As a general rule in our facility, if the person is NOT on IV fluid continuous (and be really mindful to be sure the abx is compatible with the fluid running if they are on continuous) we have to hang a 50cc bag of fluid, piggyback in the abx.

If it is the same abx. the tubing can only be used q 24 hours. If it is different, then it has to be entirely different secondary tubing. Each policy is different, and some are different depending on what kind of access you have.

We also have to date and time the tubing.

Specializes in IMC.

Ours(abx) is mixed in NS and it is piggybacked with 100ml bag of NS.

I have seen nurses use the same secondaty for multiple abx like vanco then hang merrem with the same tubing. I never felt comfortable doing that. Our policy is all tubing is changed q 72 hrs date and timed.

Thank you for the info!

Specializes in pediatric neurology and neurosurgery.
Ours(abx) is mixed in NS and it is piggybacked with 100ml bag of NS.

I have seen nurses use the same secondaty for multiple abx like vanco then hang merrem with the same tubing. I never felt comfortable doing that. Our policy is all tubing is changed q 72 hrs date and timed.

Thank you for the info!

We use different tubing for each different ABX. So, merepenem gets its own tube, vanc gets a tube, etc.

We don't have to piggyback with NS, and we use different tubing for each abx. The tubing for secondary lines is good for 24 hours per our policy, but I generally hang new secondary tubing with each new bag.

Specializes in IMC.
We use different tubing for each different ABX. So, merepenem gets its own tube, vanc gets a tube, etc.

* Task statement:
In the discussion of IV antibiotic tubing, what size fluid bag does the first facility hang when the patient is not on continuous IV fluid?

* Data under study:
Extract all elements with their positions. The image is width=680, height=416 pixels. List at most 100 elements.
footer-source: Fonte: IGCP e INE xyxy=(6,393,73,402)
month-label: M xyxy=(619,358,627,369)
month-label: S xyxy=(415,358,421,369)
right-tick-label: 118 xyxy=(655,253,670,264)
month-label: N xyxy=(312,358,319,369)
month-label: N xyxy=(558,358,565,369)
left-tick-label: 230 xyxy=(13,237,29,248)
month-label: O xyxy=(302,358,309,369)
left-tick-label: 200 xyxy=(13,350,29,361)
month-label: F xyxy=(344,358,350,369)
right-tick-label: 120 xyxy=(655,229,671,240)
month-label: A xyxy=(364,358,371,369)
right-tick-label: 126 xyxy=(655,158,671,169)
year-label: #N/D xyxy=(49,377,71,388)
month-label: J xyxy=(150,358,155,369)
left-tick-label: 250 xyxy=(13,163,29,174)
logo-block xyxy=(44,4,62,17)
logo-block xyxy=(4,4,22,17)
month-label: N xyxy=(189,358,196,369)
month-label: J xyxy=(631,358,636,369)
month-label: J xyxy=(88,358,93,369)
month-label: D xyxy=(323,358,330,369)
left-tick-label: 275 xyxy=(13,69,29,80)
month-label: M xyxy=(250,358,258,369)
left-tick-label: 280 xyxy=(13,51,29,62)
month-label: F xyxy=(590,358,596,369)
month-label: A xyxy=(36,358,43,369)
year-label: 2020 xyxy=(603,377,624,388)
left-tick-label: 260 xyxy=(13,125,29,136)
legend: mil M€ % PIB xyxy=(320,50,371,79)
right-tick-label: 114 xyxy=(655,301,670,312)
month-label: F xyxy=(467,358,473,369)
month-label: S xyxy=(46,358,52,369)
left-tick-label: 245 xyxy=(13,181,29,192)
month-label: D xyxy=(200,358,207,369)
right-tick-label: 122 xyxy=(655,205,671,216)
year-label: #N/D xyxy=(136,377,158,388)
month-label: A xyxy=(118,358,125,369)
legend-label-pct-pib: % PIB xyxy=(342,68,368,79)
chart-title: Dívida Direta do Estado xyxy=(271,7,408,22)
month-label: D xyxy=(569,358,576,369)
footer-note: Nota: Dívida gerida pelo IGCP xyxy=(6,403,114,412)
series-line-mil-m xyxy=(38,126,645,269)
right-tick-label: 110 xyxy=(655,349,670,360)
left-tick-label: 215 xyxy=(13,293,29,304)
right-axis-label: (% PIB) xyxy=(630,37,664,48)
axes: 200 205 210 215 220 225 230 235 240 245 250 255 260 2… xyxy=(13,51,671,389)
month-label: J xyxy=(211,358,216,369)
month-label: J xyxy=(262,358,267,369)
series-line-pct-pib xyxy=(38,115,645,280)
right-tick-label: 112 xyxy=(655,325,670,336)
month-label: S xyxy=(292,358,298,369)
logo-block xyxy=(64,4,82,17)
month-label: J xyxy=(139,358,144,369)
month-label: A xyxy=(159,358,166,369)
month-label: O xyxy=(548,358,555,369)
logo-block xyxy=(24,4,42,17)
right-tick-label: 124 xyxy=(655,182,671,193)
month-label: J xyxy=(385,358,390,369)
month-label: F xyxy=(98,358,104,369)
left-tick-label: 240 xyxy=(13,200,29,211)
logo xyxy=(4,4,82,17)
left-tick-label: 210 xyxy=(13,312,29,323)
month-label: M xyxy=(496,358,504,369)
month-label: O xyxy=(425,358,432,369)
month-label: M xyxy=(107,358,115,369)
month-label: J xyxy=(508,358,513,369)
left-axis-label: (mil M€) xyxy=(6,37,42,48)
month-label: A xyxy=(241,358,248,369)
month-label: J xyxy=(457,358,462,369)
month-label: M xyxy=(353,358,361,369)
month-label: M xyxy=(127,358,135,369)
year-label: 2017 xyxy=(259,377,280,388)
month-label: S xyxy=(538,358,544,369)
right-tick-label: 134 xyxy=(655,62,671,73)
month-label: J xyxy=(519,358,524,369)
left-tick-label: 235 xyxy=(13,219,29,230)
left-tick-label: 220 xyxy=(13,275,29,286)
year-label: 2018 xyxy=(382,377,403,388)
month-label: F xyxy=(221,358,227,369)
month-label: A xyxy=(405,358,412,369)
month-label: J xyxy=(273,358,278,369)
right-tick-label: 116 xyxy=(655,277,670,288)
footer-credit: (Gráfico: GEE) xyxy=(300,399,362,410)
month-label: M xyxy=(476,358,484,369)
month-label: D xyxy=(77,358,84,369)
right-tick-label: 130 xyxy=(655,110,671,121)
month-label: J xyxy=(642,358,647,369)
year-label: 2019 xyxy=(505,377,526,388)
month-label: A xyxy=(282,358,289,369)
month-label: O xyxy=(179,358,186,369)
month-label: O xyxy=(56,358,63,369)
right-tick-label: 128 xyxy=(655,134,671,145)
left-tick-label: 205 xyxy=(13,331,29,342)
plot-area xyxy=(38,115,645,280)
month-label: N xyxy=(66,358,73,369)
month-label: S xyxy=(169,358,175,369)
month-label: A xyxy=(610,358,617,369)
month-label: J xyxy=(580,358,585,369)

* Expected answer:
A 50cc bag of fluid, with the antibiotic piggybacked in.